In the records below, find the line holding "Read all visible content and emit it as JSON."; copy it and every line after it to the end, omitting all images.

# GIVEN INFORMATION start

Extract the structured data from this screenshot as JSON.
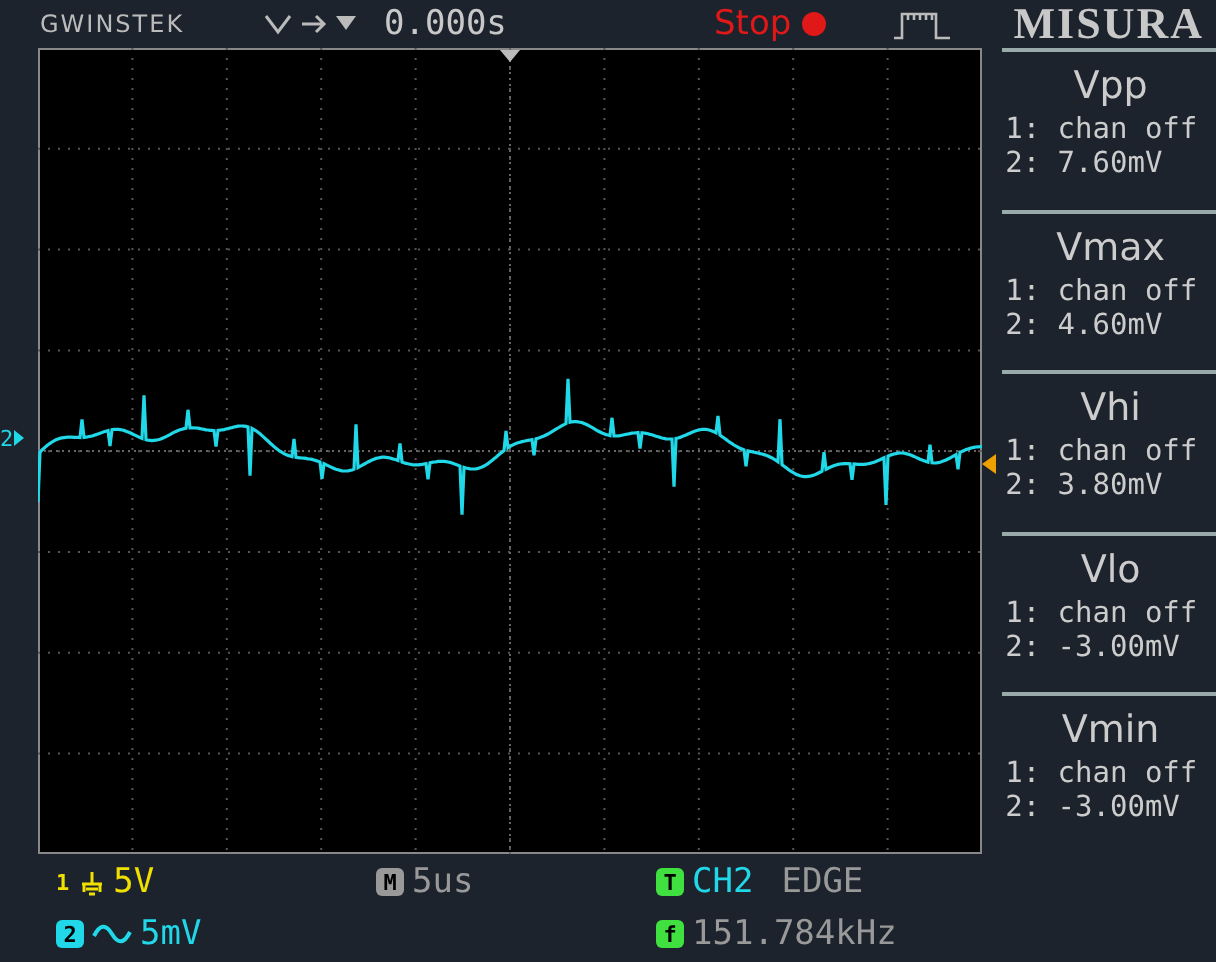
{
  "header": {
    "brand": "GWINSTEK",
    "time": "0.000s",
    "status": "Stop",
    "title": "MISURA"
  },
  "screen": {
    "channel_marker": "2"
  },
  "measurements": [
    {
      "name": "Vpp",
      "lines": [
        "1: chan off",
        "2: 7.60mV"
      ]
    },
    {
      "name": "Vmax",
      "lines": [
        "1: chan off",
        "2: 4.60mV"
      ]
    },
    {
      "name": "Vhi",
      "lines": [
        "1: chan off",
        "2: 3.80mV"
      ]
    },
    {
      "name": "Vlo",
      "lines": [
        "1: chan off",
        "2: -3.00mV"
      ]
    },
    {
      "name": "Vmin",
      "lines": [
        "1: chan off",
        "2: -3.00mV"
      ]
    }
  ],
  "channels": [
    {
      "number": "1",
      "kind": "gnd",
      "scale": "5V",
      "color": "#f0e000"
    },
    {
      "number": "2",
      "kind": "ac",
      "scale": "5mV",
      "color": "#20d8e8"
    }
  ],
  "timebase": {
    "label": "M",
    "value": "5us"
  },
  "trigger": {
    "label": "T",
    "source": "CH2",
    "type": "EDGE"
  },
  "frequency": {
    "label": "f",
    "value": "151.784kHz"
  }
}
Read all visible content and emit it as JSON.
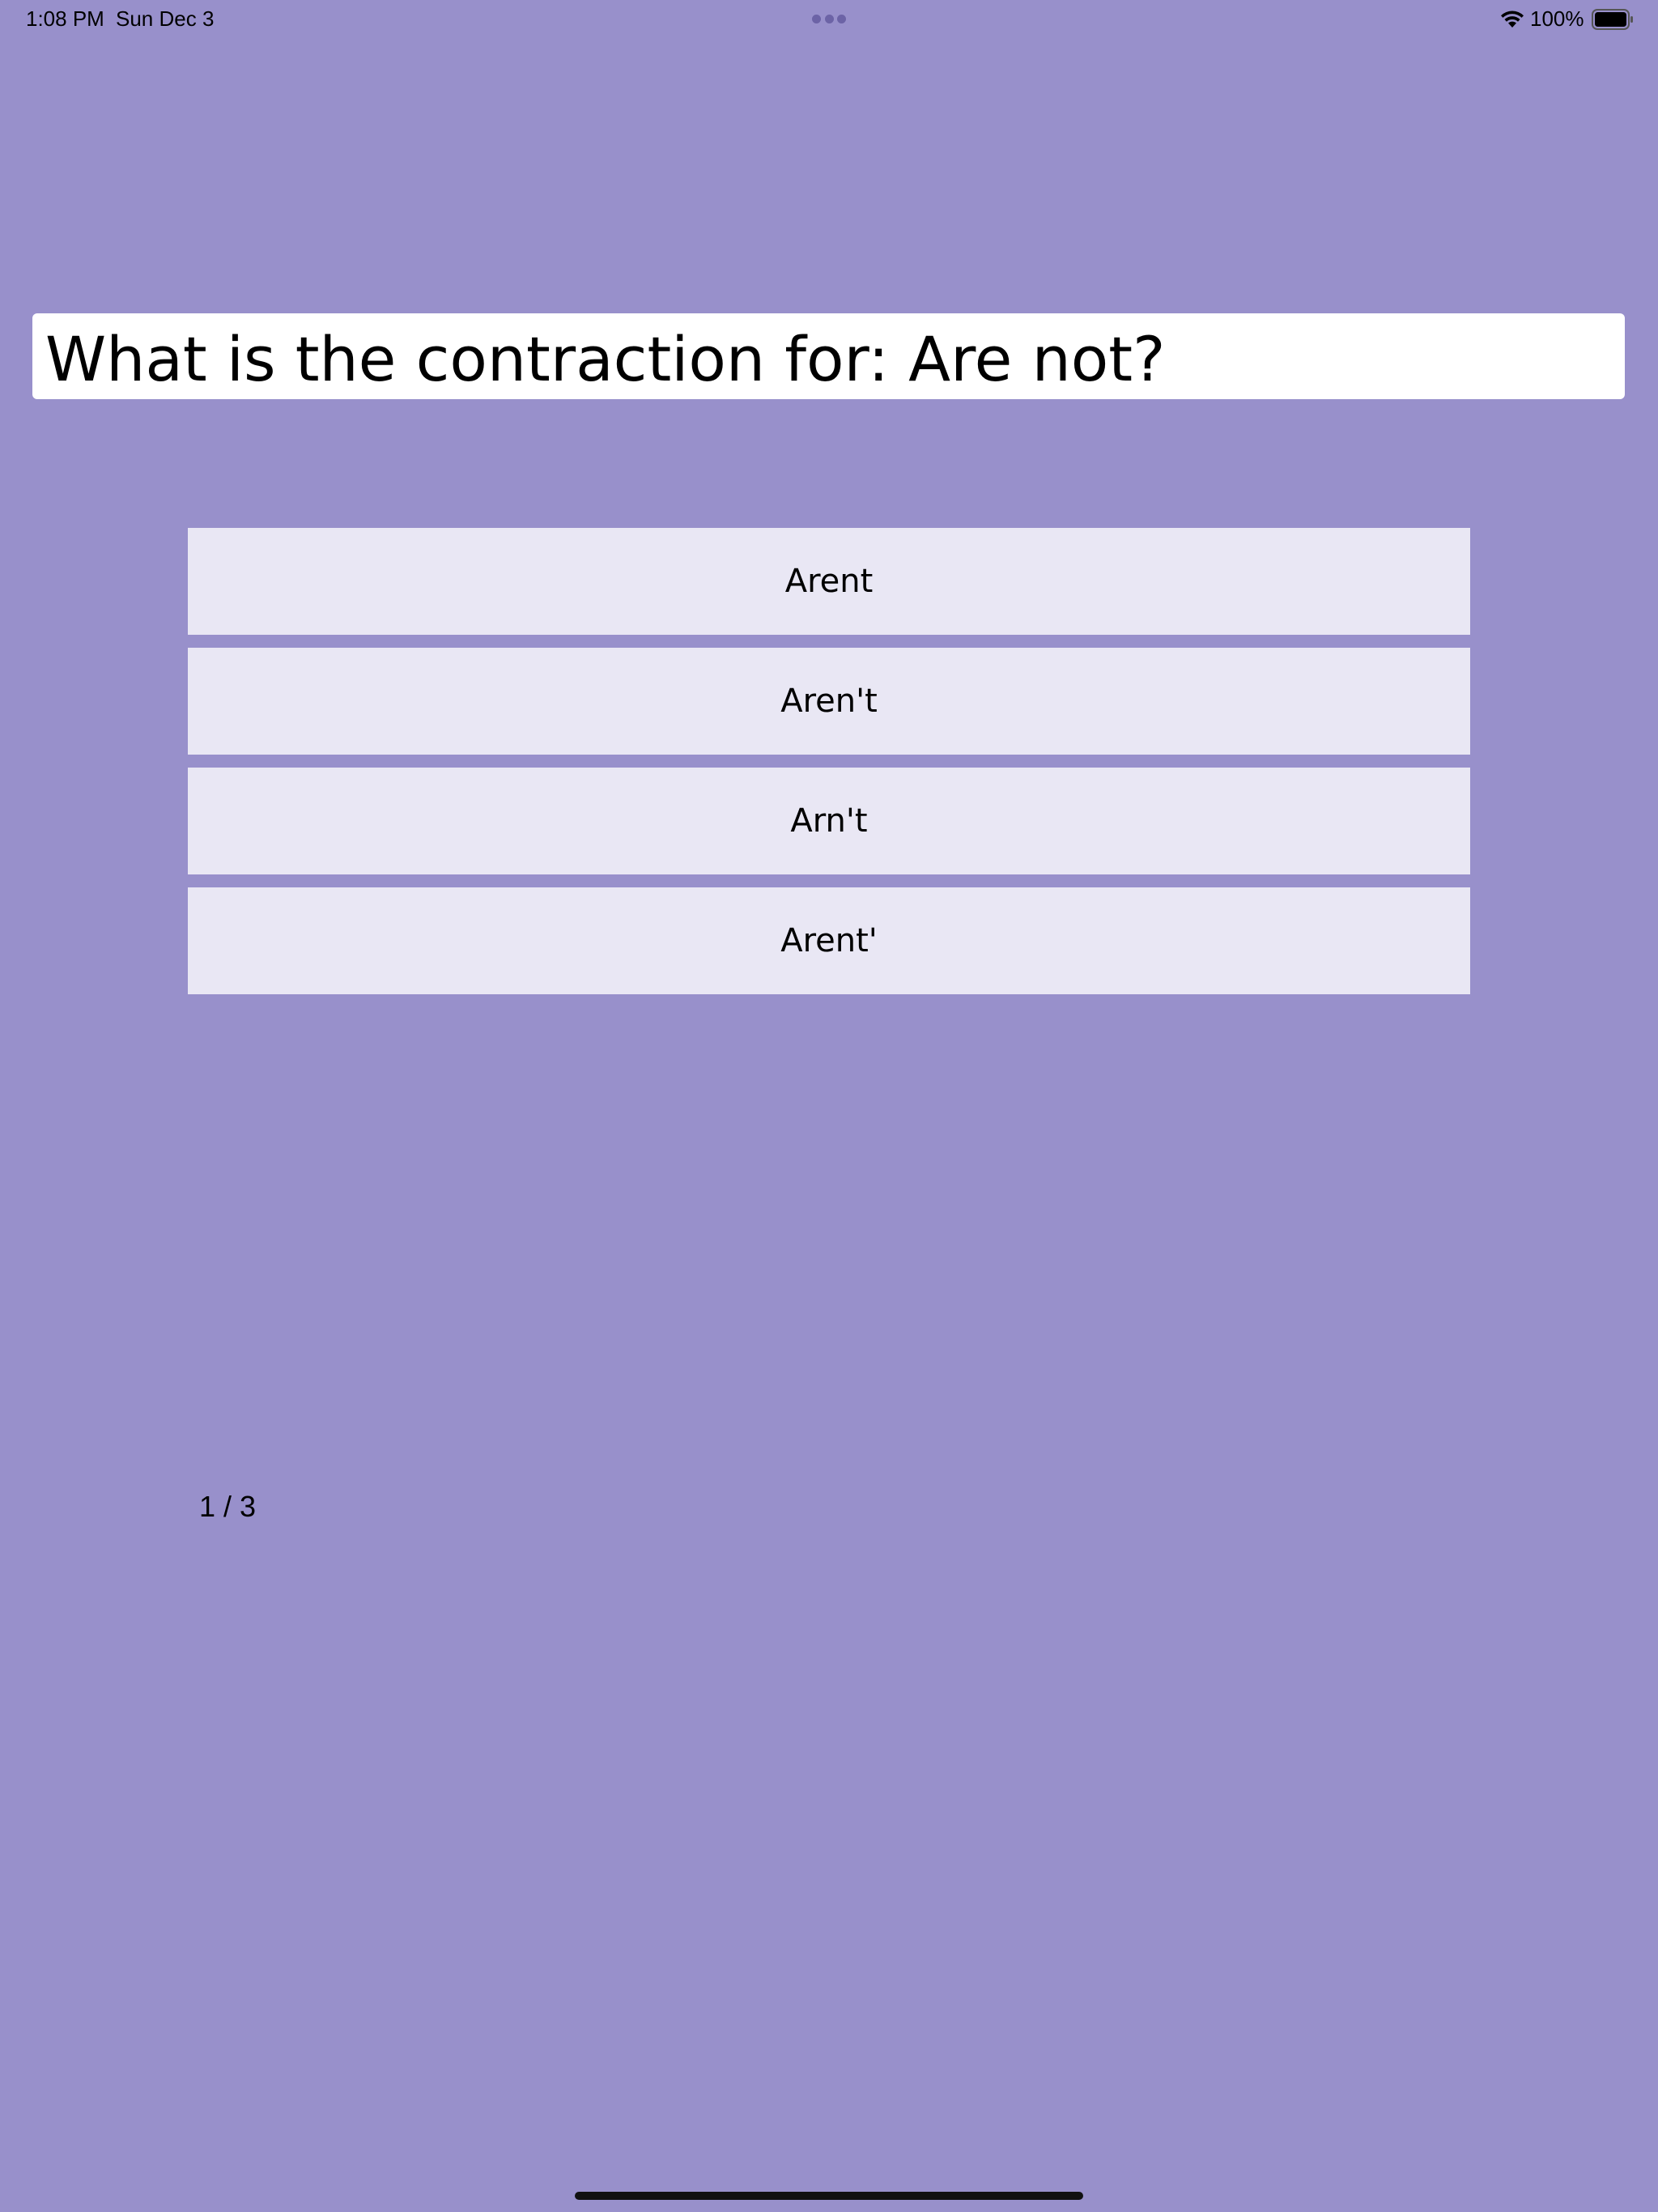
{
  "status_bar": {
    "time": "1:08 PM",
    "date": "Sun Dec 3",
    "battery_percent": "100%",
    "wifi_icon": "wifi-icon",
    "battery_icon": "battery-icon",
    "multitask_icon": "more-dots-icon"
  },
  "quiz": {
    "question": "What is the contraction for: Are not?",
    "options": [
      {
        "label": "Arent"
      },
      {
        "label": "Aren't"
      },
      {
        "label": "Arn't"
      },
      {
        "label": "Arent'"
      }
    ],
    "progress": "1 / 3"
  },
  "colors": {
    "background": "#9890cb",
    "option_background": "#e9e7f4",
    "question_background": "#ffffff"
  }
}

# GIVEN INFORMATION end

COMPLETE OUTPUT |
Read all visible content and emit it as JSON.
{
  "status_bar": {
    "time": "1:08 PM",
    "date": "Sun Dec 3",
    "battery_percent": "100%",
    "wifi_icon": "wifi-icon",
    "battery_icon": "battery-icon",
    "multitask_icon": "more-dots-icon"
  },
  "quiz": {
    "question": "What is the contraction for: Are not?",
    "options": [
      {
        "label": "Arent"
      },
      {
        "label": "Aren't"
      },
      {
        "label": "Arn't"
      },
      {
        "label": "Arent'"
      }
    ],
    "progress": "1 / 3"
  },
  "colors": {
    "background": "#9890cb",
    "option_background": "#e9e7f4",
    "question_background": "#ffffff"
  }
}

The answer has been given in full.